What is expected ->
Locate every line in the records below that contains the word "text", and copy each one.

Entries provided ->
++++++++++++++++++++
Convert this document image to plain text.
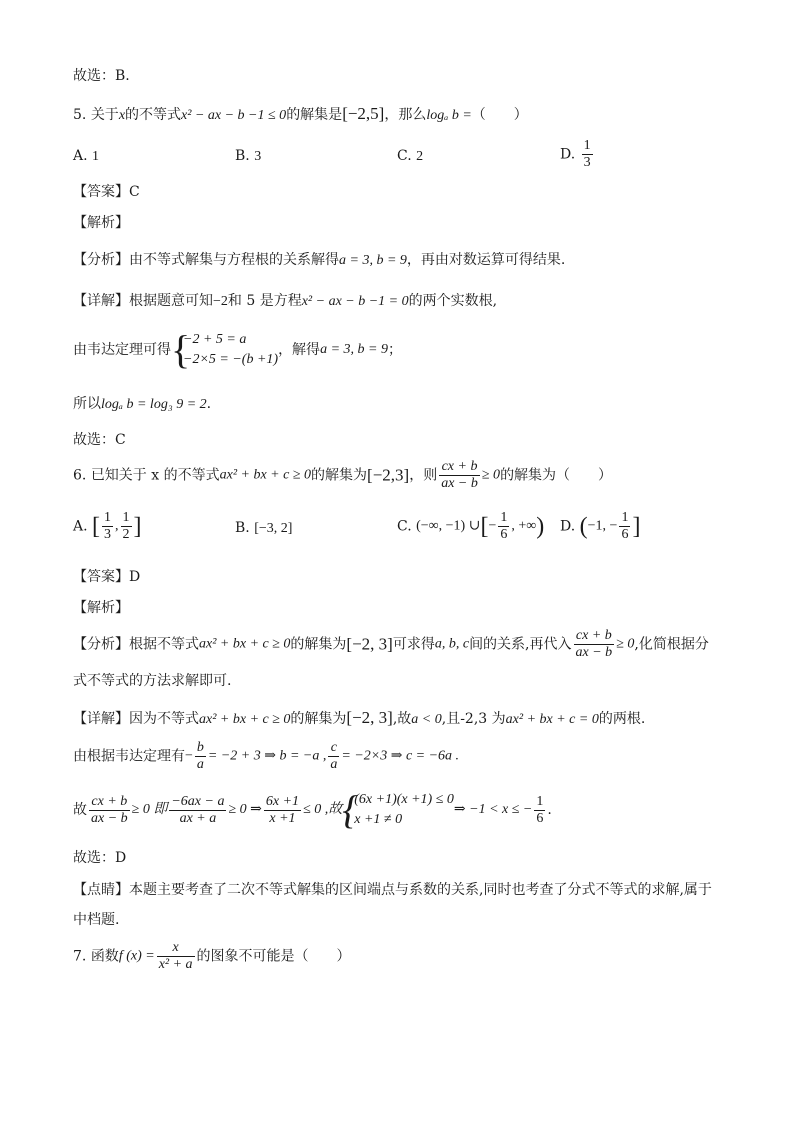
故选：B.
5. 关于x的不等式x² − ax − b −1 ≤ 0的解集是[−2,5]，那么logₐ b =（　　）
A. 1	B. 3	C. 2	D. $\frac{1}{3}$
【答案】C
【解析】
【分析】由不等式解集与方程根的关系解得a = 3, b = 9，再由对数运算可得结果.
【详解】根据题意可知−2和 5 是方程x² − ax − b −1 = 0的两个实数根,
由韦达定理可得 {
−2 + 5 = a
−2×5 = −(b +1)
，解得a = 3, b = 9；
所以logₐ b = log₃ 9 = 2.
故选：C
6. 已知关于 x 的不等式ax² + bx + c ≥ 0的解集为[−2,3]，则 $\frac{cx + b}{ax - b} \ge 0$的解集为（　　）
A. [ $\frac{1}{3}$ , $\frac{1}{2}$ ]	B. [−3, 2]	C. (−∞, −1) ∪[− $\frac{1}{6}$ , +∞) D. (−1, − $\frac{1}{6}$ ]
【答案】D
【解析】
【分析】根据不等式ax² + bx + c ≥ 0的解集为[−2, 3]可求得a, b, c间的关系,再代入 $\frac{cx + b}{ax - b} \ge 0$,化简根据分
式不等式的方法求解即可.
【详解】因为不等式ax² + bx + c ≥ 0的解集为[−2, 3],故a < 0,且-2,3 为ax² + bx + c = 0的两根.
由根据韦达定理有− $\frac{b}{a} = -2 + 3$ ⇒ b = −a , $\frac{c}{a} = -2\times 3$ ⇒ c = −6a .
故 $\frac{cx + b}{ax - b} \ge 0$ 即 $\frac{-6ax - a}{ax + a} \ge 0$ ⇒ $\frac{6x +1}{x +1} \le 0$ ,故 {
(6x +1)(x +1) ≤ 0
x +1 ≠ 0
⇒ −1 < x ≤ − $\frac{1}{6}$ .
故选：D
【点睛】本题主要考查了二次不等式解集的区间端点与系数的关系,同时也考查了分式不等式的求解,属于
中档题.
7. 函数f $(x) = \frac{x}{\text{x² + a}}$ 的图象不可能是（　　）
++++++++++++++++++++
Response ->
Convert this document image to plain text.
7. 函数f $(x) = \frac{x}{\text{x² + a}}$ 的图象不可能是（　　）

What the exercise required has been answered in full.